WHAT THE TASK ASKS: Pull out every line below that holds the word "structured".

DATASET ENTRIES:
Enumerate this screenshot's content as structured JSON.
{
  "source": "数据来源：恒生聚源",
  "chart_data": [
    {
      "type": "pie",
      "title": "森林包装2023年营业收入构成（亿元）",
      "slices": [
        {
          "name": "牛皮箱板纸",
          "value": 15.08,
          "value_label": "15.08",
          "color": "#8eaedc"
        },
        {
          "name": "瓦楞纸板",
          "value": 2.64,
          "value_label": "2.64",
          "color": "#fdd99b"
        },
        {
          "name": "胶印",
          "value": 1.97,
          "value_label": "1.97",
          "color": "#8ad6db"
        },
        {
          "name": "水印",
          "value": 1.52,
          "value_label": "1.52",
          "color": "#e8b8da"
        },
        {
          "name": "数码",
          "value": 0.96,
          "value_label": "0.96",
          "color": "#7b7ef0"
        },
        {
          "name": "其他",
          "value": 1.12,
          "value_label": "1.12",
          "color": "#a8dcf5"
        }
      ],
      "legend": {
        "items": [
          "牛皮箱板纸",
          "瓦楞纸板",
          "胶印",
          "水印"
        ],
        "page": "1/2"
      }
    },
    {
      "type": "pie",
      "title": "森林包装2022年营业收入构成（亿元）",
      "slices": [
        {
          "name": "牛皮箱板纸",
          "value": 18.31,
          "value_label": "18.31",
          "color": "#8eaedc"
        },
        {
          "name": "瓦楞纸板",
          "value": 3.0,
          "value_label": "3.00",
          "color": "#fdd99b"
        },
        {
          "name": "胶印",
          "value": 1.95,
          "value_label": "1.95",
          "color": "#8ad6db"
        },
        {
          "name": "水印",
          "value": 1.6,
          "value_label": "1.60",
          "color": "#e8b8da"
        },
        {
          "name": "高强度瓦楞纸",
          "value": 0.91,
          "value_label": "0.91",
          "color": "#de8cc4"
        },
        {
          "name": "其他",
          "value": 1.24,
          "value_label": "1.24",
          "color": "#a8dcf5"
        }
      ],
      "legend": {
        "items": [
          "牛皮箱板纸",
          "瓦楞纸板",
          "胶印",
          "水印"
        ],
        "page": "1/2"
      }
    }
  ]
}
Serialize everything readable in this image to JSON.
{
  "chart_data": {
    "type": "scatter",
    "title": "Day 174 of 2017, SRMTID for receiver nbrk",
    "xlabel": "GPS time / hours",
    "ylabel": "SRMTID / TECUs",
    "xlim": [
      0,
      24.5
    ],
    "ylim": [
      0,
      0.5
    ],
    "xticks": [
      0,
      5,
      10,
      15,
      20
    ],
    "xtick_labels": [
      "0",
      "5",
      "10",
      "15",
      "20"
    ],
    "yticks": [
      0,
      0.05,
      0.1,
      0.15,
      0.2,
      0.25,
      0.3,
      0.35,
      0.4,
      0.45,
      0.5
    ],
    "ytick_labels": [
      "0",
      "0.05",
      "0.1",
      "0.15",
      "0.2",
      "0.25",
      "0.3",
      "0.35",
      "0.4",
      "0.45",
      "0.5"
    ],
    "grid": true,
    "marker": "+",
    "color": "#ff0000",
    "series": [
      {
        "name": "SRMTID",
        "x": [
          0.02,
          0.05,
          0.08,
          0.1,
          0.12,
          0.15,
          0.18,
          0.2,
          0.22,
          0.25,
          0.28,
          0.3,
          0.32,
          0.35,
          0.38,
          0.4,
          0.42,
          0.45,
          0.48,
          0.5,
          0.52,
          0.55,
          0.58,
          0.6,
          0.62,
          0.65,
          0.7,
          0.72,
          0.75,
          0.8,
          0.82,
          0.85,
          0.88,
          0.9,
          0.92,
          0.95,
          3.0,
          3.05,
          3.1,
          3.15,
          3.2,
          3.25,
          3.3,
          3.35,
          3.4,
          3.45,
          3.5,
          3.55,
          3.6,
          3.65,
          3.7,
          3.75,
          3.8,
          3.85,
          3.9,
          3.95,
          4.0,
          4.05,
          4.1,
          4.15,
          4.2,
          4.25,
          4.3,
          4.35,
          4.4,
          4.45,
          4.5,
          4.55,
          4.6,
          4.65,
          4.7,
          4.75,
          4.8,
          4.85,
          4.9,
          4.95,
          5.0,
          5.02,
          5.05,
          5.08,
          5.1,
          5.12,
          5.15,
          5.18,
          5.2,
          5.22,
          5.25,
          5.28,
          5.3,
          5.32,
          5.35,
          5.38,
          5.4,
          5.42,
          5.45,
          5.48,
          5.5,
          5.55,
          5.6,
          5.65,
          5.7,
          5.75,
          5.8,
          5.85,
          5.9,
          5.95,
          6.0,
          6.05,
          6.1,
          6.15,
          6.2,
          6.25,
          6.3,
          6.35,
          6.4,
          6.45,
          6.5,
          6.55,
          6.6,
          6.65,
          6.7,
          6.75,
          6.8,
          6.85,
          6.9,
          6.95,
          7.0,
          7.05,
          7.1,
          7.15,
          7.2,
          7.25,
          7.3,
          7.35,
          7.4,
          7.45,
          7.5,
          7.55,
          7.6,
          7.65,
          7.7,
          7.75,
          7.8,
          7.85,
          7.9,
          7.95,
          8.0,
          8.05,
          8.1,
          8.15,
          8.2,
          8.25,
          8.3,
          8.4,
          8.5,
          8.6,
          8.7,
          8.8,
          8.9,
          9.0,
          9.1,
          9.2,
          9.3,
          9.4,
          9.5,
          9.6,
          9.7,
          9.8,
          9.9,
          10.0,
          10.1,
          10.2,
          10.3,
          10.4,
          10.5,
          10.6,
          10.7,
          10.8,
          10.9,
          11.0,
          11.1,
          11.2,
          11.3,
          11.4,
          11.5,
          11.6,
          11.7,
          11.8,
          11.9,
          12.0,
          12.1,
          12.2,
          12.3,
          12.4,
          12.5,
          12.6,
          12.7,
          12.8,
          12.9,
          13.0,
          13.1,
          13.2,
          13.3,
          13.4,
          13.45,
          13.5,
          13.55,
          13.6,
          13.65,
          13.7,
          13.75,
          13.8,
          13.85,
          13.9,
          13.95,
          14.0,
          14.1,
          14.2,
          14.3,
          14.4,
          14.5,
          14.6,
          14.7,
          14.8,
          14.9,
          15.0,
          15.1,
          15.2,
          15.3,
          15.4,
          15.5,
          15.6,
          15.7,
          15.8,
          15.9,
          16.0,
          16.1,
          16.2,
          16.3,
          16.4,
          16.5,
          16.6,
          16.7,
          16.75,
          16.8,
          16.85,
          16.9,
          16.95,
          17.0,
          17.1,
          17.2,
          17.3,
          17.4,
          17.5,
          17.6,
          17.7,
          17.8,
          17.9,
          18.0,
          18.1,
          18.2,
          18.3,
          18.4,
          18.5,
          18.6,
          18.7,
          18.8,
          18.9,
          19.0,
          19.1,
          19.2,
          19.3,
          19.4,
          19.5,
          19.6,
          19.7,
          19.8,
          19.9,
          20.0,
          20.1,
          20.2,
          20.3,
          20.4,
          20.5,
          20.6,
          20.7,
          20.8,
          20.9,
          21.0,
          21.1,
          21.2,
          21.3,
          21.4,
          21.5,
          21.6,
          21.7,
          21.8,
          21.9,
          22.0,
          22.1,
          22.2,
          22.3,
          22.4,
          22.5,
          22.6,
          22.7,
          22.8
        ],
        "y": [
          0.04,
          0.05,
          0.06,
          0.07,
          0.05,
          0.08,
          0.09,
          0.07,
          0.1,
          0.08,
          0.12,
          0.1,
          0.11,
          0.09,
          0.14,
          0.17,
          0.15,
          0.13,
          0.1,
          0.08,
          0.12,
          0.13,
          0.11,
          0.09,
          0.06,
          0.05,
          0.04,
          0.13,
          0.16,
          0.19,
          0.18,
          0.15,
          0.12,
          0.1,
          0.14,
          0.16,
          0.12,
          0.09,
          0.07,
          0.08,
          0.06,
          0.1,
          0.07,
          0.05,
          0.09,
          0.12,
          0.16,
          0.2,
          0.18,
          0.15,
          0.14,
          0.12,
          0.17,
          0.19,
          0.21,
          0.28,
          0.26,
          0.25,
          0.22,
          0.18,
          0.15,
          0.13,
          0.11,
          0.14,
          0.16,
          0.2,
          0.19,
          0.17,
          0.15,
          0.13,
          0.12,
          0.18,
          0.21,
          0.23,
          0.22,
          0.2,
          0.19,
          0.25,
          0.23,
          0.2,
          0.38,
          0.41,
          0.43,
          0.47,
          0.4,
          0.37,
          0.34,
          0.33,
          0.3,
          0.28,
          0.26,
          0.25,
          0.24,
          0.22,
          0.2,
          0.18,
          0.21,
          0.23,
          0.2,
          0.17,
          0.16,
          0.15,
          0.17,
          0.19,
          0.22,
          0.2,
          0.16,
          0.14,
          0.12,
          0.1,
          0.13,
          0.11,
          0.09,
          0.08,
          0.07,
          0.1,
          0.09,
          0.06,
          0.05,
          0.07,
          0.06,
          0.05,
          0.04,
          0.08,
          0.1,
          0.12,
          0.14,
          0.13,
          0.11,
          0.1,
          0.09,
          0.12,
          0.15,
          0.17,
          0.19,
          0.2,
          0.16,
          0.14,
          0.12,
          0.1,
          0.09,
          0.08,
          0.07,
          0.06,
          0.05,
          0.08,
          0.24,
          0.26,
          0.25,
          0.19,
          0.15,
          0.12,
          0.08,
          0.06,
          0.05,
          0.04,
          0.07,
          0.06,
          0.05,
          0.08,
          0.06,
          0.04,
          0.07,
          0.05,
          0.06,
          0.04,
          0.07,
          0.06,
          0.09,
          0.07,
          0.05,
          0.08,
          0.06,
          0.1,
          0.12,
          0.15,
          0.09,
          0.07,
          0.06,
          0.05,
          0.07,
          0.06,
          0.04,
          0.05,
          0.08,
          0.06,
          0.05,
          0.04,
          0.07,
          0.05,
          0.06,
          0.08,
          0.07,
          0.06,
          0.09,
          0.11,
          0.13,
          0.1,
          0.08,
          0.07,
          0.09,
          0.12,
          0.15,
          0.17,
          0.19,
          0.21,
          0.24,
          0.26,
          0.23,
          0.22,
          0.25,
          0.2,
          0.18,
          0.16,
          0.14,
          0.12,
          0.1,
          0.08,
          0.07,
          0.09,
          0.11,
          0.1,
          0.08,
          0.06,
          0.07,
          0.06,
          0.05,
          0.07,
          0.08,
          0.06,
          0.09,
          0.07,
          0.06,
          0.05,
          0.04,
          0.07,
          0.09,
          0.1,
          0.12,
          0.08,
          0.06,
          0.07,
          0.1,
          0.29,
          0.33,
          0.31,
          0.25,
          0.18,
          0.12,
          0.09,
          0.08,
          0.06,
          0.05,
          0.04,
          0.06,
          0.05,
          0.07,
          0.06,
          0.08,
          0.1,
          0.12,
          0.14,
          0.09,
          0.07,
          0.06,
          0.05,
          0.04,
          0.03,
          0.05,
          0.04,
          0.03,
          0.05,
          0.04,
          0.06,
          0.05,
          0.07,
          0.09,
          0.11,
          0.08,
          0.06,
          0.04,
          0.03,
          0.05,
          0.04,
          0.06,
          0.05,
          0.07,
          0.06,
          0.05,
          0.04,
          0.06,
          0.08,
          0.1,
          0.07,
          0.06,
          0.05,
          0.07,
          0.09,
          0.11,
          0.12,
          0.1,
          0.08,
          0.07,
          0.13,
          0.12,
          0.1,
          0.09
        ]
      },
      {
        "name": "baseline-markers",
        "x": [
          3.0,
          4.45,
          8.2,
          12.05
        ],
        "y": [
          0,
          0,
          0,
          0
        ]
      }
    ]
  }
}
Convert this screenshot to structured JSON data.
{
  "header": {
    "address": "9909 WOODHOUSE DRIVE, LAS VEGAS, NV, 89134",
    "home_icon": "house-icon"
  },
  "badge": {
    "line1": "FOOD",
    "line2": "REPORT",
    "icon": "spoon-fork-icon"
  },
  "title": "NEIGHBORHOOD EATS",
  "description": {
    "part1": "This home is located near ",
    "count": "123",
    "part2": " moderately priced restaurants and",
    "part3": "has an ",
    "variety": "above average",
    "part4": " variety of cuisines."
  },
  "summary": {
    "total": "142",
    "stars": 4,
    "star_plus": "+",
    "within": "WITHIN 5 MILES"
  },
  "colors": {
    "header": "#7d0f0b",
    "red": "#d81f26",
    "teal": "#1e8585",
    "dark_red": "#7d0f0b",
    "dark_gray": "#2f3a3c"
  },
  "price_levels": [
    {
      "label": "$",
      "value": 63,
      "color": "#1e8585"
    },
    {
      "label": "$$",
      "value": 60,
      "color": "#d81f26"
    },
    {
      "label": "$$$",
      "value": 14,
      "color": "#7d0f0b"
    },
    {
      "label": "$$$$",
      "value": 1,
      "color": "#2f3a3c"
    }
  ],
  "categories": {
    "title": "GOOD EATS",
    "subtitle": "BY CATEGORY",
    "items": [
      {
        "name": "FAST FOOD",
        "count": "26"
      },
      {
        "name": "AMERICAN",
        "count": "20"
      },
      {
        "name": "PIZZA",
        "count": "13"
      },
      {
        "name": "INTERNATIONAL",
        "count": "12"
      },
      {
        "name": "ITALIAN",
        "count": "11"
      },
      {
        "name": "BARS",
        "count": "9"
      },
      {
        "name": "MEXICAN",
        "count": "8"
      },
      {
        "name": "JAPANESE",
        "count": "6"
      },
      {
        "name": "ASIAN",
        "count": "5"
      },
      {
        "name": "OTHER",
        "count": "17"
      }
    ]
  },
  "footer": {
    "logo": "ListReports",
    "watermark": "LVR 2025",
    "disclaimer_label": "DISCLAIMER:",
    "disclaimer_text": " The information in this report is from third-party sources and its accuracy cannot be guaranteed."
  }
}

COMPLETED TASK:
Enumerate this screenshot's content as structured JSON.
Convert this screenshot to structured JSON data.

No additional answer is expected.